> **Directions**:
a) Name each analysis or simulation method that the lithium-ion transport abstract below reports using.
b) According to the lithium-ion transport abstract below, how did the longitudinal diffusion coefficients of the lithium ions change as the pore size decreased?
c) Decide whether each statement agrees with the lithium-ion transport abstract below. Answer yes or no for each, and quote the words from the abstract that decide it.
(i) Large lithium clusters (x ≥ 2) were found in the nanopores.
(ii) Anion exchanges became more frequent when PEO chains were introduced.
(iii) The first coordination shell of the lithium ions had a higher intensity in the longitudinal direction than in the radial direction.

> **Source passage**:
--*--

Molecular dynamics study on lithium‐ion transport in PEO branched nanopores with PYR14TFSI ionic liquid

Lithium ion transport in a poly‐(ethylene oxide) (PEO) branched nanopore filled with a solution of [lithium][bis(trifluoromethanesulfonyl)imide]/[1‐butyl‐1‐methylpyrrolidinium][bis(trifluoromethanesulfonyl)imide] (LiTFSI/PYR14TFSI) was investigated by molecular dynamics using many‐body polarizable force field. The structural and dynamic properties of lithium ions in the nanopores with different sizes and ratios of ions to PEO chains were examined. The first coordination shell of the lithium ions had a lower intensity in the longitudinal direction than in the radial direction. Cluster analysis of [Lix(TFSI)n]−(n−x) showed the absence of large lithium clusters (x ≥ 2) as a result of the enhanced suppression of monodentate structures compared with binary electrolytes (i.e., LiTFSI/PYR14TFSI without PEO chains). The emergence of [Li(TFSI)2]− and its relatively small hydrodynamic radius facilitated rapid dynamics compared with binary electrolytes. The diffusion coefficients and ionic conductivities of the lithium ions in the longitudinal direction increased with an increase in the ratio of the ions to PEO chains and a decrease in the pore size. It was noted that the lithium‐ion transport was mainly governed by structural diffusion based on a shorter residual time for anions compared with binary electrolytes. In addition, single ion trajectory analysis was performed and more frequent anion exchanges were observed when PEO chains were introduced.

--*--

> **Given information**:
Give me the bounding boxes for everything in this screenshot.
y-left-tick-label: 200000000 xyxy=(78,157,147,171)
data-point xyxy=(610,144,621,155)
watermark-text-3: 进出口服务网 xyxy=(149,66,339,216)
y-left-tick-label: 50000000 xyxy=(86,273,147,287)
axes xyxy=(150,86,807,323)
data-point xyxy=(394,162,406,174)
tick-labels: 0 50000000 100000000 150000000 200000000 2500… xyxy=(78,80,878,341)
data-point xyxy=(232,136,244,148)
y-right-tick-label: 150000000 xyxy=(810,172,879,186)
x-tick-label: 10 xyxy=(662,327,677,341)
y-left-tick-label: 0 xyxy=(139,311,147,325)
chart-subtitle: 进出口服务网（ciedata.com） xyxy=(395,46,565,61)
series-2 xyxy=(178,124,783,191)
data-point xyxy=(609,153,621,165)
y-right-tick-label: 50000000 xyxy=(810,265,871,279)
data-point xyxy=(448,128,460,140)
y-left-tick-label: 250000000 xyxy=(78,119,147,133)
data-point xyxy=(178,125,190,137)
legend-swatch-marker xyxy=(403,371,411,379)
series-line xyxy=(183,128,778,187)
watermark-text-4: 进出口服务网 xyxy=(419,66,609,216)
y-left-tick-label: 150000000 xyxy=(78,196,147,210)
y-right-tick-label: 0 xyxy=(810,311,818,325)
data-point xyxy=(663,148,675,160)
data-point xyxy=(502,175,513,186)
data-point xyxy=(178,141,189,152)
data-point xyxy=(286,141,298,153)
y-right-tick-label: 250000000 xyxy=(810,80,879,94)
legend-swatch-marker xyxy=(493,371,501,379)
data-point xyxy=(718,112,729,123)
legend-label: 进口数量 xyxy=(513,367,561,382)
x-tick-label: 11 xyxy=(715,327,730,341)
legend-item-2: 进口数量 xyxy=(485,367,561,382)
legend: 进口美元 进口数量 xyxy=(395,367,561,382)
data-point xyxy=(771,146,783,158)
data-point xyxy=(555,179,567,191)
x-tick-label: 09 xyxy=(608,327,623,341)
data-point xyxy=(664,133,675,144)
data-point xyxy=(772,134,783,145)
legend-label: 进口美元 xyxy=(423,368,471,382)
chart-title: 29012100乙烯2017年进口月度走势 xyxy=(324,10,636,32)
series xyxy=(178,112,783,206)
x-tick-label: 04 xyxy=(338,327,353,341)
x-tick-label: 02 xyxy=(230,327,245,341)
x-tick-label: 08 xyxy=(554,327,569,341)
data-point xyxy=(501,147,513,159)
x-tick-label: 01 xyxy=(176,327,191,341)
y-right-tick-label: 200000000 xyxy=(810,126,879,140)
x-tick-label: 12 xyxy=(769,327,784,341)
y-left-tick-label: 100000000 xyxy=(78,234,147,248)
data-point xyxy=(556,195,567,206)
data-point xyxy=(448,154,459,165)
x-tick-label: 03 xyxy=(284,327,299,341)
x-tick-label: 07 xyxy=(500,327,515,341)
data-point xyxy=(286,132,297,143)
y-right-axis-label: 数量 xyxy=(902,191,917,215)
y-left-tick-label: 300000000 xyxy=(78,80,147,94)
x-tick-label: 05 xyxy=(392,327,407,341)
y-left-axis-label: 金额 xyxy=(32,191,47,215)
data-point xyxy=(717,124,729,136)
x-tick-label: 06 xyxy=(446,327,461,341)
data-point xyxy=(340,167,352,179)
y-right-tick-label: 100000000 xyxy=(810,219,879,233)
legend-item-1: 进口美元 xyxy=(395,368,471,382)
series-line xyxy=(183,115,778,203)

--*--

> **List of answers**:
a)
- Molecular dynamics using a many-body polarizable force field
- Cluster analysis of [Lix(TFSI)n]−(n−x)
- Single ion trajectory analysis

b) They increased.

c)
(i) No: "showed the absence of large lithium clusters (x ≥ 2)"
(ii) Yes: "more frequent anion exchanges were observed when PEO chains were introduced"
(iii) No: "had a lower intensity in the longitudinal direction than in the radial direction"